Aim
Format every line of the records below as a JSON list of strings, one string per line, with blank lines dropped and the pictures left out.

Stored data
*-*-*

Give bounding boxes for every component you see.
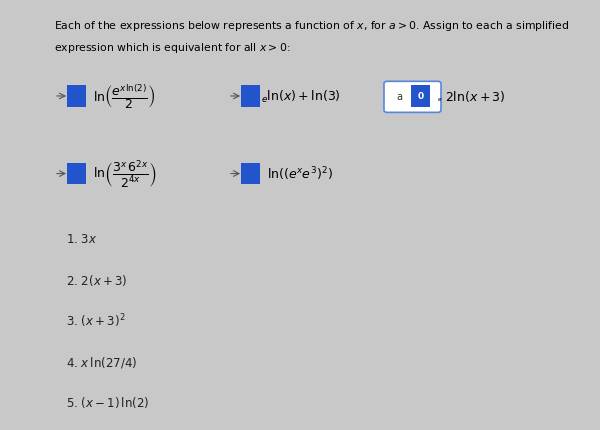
Text: $\ln\!\left(\dfrac{3^x\,6^{2x}}{2^{4x}}\right)$: $\ln\!\left(\dfrac{3^x\,6^{2x}}{2^{4x}}\… bbox=[93, 158, 157, 190]
Text: $_e\ln(x) + \ln(3)$: $_e\ln(x) + \ln(3)$ bbox=[261, 89, 341, 105]
Text: $\ln\!\left(\left(e^x e^3\right)^{2}\right)$: $\ln\!\left(\left(e^x e^3\right)^{2}\rig… bbox=[267, 166, 333, 183]
Text: 4. $x\,\ln(27/4)$: 4. $x\,\ln(27/4)$ bbox=[66, 354, 137, 369]
Text: 2. $2(x + 3)$: 2. $2(x + 3)$ bbox=[66, 272, 127, 287]
Text: expression which is equivalent for all $x > 0$:: expression which is equivalent for all $… bbox=[54, 41, 290, 55]
Text: $2\ln(x+3)$: $2\ln(x+3)$ bbox=[445, 89, 506, 104]
Text: 1. $3x$: 1. $3x$ bbox=[66, 232, 97, 245]
Text: a: a bbox=[397, 92, 403, 102]
FancyBboxPatch shape bbox=[241, 163, 260, 185]
FancyBboxPatch shape bbox=[411, 86, 430, 107]
FancyBboxPatch shape bbox=[384, 82, 441, 113]
Text: 5. $(x - 1)\,\ln(2)$: 5. $(x - 1)\,\ln(2)$ bbox=[66, 395, 149, 409]
Text: 0: 0 bbox=[418, 92, 424, 101]
FancyBboxPatch shape bbox=[67, 86, 86, 107]
Text: $\ln\!\left(\dfrac{e^{x\ln(2)}}{2}\right)$: $\ln\!\left(\dfrac{e^{x\ln(2)}}{2}\right… bbox=[93, 83, 155, 111]
FancyBboxPatch shape bbox=[67, 163, 86, 185]
Text: 3. $(x + 3)^2$: 3. $(x + 3)^2$ bbox=[66, 312, 125, 329]
Text: Each of the expressions below represents a function of $x$, for $a > 0$. Assign : Each of the expressions below represents… bbox=[54, 19, 569, 33]
FancyBboxPatch shape bbox=[241, 86, 260, 107]
Text: $_e$: $_e$ bbox=[437, 95, 442, 103]
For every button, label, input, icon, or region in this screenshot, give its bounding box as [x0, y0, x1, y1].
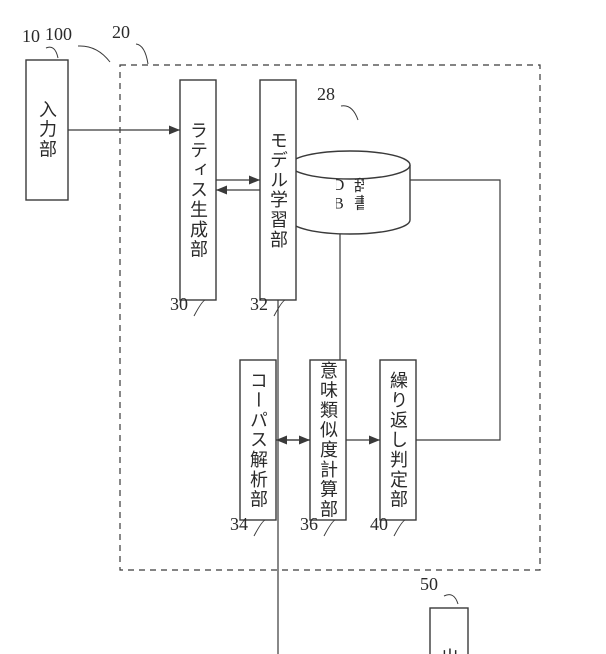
dictionary-db-leader	[341, 106, 358, 120]
frame-refnum: 20	[112, 22, 130, 42]
lattice-refnum: 30	[170, 294, 188, 314]
dictionary-db-refnum: 28	[317, 84, 335, 104]
system-refnum: 100	[45, 24, 72, 44]
input-leader	[46, 47, 58, 58]
lattice-label: ラティス生成部	[180, 80, 216, 300]
model-refnum: 32	[250, 294, 268, 314]
sim-leader	[324, 520, 336, 536]
sim-box: 意味類似度計算部	[310, 360, 346, 520]
output-leader	[444, 595, 458, 604]
output-label: 出力部	[430, 608, 468, 654]
repeat-label: 繰り返し判定部	[380, 360, 416, 520]
sim-label: 意味類似度計算部	[310, 360, 346, 520]
sim-refnum: 36	[300, 514, 318, 534]
frame-leader	[136, 44, 148, 64]
output-box: 出力部	[430, 608, 468, 654]
lattice-box: ラティス生成部	[180, 80, 216, 300]
input-refnum: 10	[22, 26, 40, 46]
corpus-leader	[254, 520, 266, 536]
corpus-refnum: 34	[230, 514, 248, 534]
dictionary-db-label: 辞書DB	[336, 177, 364, 228]
model-leader	[274, 300, 286, 316]
lattice-leader	[194, 300, 206, 316]
output-refnum: 50	[420, 574, 438, 594]
repeat-leader	[394, 520, 406, 536]
repeat-box: 繰り返し判定部	[380, 360, 416, 520]
dictionary-db-top	[290, 151, 410, 179]
system-leader	[78, 46, 110, 62]
input-label: 入力部	[26, 60, 68, 200]
model-label: モデル学習部	[260, 80, 296, 300]
input-box: 入力部	[26, 60, 68, 200]
corpus-box: コーパス解析部	[240, 360, 276, 520]
corpus-label: コーパス解析部	[240, 360, 276, 520]
model-box: モデル学習部	[260, 80, 296, 300]
repeat-refnum: 40	[370, 514, 388, 534]
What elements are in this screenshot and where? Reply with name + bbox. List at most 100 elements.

*-*-*

The solution
[
  "Give bounding boxes for every component you see.",
  "Text: $\\ln\\!\\left(\\dfrac{3^x\\,6^{2x}}{2^{4x}}\\right)$: $\\ln\\!\\left(\\dfrac{3^x\\,6^{2x}}{2^{4x}}\\… bbox=[93, 158, 157, 190]",
  "Text: $_e\\ln(x) + \\ln(3)$: $_e\\ln(x) + \\ln(3)$ bbox=[261, 89, 341, 105]",
  "Text: $\\ln\\!\\left(\\left(e^x e^3\\right)^{2}\\right)$: $\\ln\\!\\left(\\left(e^x e^3\\right)^{2}\\rig… bbox=[267, 166, 333, 183]",
  "Text: 4. $x\\,\\ln(27/4)$: 4. $x\\,\\ln(27/4)$ bbox=[66, 354, 137, 369]",
  "Text: 2. $2(x + 3)$: 2. $2(x + 3)$ bbox=[66, 272, 127, 287]",
  "Text: expression which is equivalent for all $x > 0$:: expression which is equivalent for all $… bbox=[54, 41, 290, 55]",
  "Text: $2\\ln(x+3)$: $2\\ln(x+3)$ bbox=[445, 89, 506, 104]",
  "Text: 1. $3x$: 1. $3x$ bbox=[66, 232, 97, 245]",
  "Text: a: a bbox=[397, 92, 403, 102]",
  "FancyBboxPatch shape bbox=[241, 163, 260, 185]",
  "FancyBboxPatch shape bbox=[411, 86, 430, 107]",
  "FancyBboxPatch shape bbox=[384, 82, 441, 113]",
  "Text: 5. $(x - 1)\\,\\ln(2)$: 5. $(x - 1)\\,\\ln(2)$ bbox=[66, 395, 149, 409]",
  "Text: 0: 0 bbox=[418, 92, 424, 101]",
  "FancyBboxPatch shape bbox=[67, 86, 86, 107]",
  "Text: $\\ln\\!\\left(\\dfrac{e^{x\\ln(2)}}{2}\\right)$: $\\ln\\!\\left(\\dfrac{e^{x\\ln(2)}}{2}\\right… bbox=[93, 83, 155, 111]",
  "FancyBboxPatch shape bbox=[67, 163, 86, 185]",
  "Text: 3. $(x + 3)^2$: 3. $(x + 3)^2$ bbox=[66, 312, 125, 329]",
  "Text: Each of the expressions below represents a function of $x$, for $a > 0$. Assign : Each of the expressions below represents… bbox=[54, 19, 569, 33]",
  "FancyBboxPatch shape bbox=[241, 86, 260, 107]",
  "Text: $_e$: $_e$ bbox=[437, 95, 442, 103]",
  "For every button, label, input, icon, or region in this screenshot, give its bounding box as [x0, y0, x1, y1].",
  "dictionary-db-leader\t[341, 106, 358, 120]",
  "frame-refnum: 20\t[112, 22, 130, 42]",
  "lattice-refnum: 30\t[170, 294, 188, 314]",
  "dictionary-db-refnum: 28\t[317, 84, 335, 104]",
  "system-refnum: 100\t[45, 24, 72, 44]",
  "input-leader\t[46, 47, 58, 58]",
  "lattice-label: ラティス生成部\t[180, 80, 216, 300]",
  "model-refnum: 32\t[250, 294, 268, 314]",
  "sim-leader\t[324, 520, 336, 536]",
  "sim-box: 意味類似度計算部\t[310, 360, 346, 520]",
  "output-leader\t[444, 595, 458, 604]",
  "output-label: 出力部\t[430, 608, 468, 654]",
  "repeat-label: 繰り返し判定部\t[380, 360, 416, 520]",
  "sim-label: 意味類似度計算部\t[310, 360, 346, 520]",
  "sim-refnum: 36\t[300, 514, 318, 534]",
  "frame-leader\t[136, 44, 148, 64]",
  "output-box: 出力部\t[430, 608, 468, 654]",
  "lattice-box: ラティス生成部\t[180, 80, 216, 300]",
  "input-refnum: 10\t[22, 26, 40, 46]",
  "corpus-leader\t[254, 520, 266, 536]",
  "corpus-refnum: 34\t[230, 514, 248, 534]",
  "dictionary-db-label: 辞書DB\t[336, 177, 364, 228]",
  "model-leader\t[274, 300, 286, 316]",
  "lattice-leader\t[194, 300, 206, 316]",
  "output-refnum: 50\t[420, 574, 438, 594]",
  "repeat-leader\t[394, 520, 406, 536]",
  "repeat-box: 繰り返し判定部\t[380, 360, 416, 520]",
  "dictionary-db-top\t[290, 151, 410, 179]",
  "system-leader\t[78, 46, 110, 62]",
  "input-label: 入力部\t[26, 60, 68, 200]",
  "model-label: モデル学習部\t[260, 80, 296, 300]",
  "input-box: 入力部\t[26, 60, 68, 200]",
  "corpus-box: コーパス解析部\t[240, 360, 276, 520]",
  "corpus-label: コーパス解析部\t[240, 360, 276, 520]",
  "model-box: モデル学習部\t[260, 80, 296, 300]",
  "repeat-refnum: 40\t[370, 514, 388, 534]",
  "What elements are in this screenshot and where? Reply with name + bbox. List at most 100 elements."
]